Data records
◇ ◇ ◇ ◇ ◇

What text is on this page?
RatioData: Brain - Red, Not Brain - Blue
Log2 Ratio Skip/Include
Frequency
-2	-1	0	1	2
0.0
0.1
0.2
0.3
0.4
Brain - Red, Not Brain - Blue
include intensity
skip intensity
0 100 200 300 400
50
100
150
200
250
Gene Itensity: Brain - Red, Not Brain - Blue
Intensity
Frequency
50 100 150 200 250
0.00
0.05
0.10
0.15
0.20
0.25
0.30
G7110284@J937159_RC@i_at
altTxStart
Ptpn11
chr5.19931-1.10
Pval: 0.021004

◇ ◇ ◇ ◇ ◇

* _Work instructions_
Word for word, restate all of the data shown above.

* _Solution for this task_
What text is on this page?
RatioData: Brain - Red, Not Brain - Blue
Log2 Ratio Skip/Include
Frequency
-2	-1	0	1	2
0.0
0.1
0.2
0.3
0.4
Brain - Red, Not Brain - Blue
include intensity
skip intensity
0 100 200 300 400
50
100
150
200
250
Gene Itensity: Brain - Red, Not Brain - Blue
Intensity
Frequency
50 100 150 200 250
0.00
0.05
0.10
0.15
0.20
0.25
0.30
G7110284@J937159_RC@i_at
altTxStart
Ptpn11
chr5.19931-1.10
Pval: 0.021004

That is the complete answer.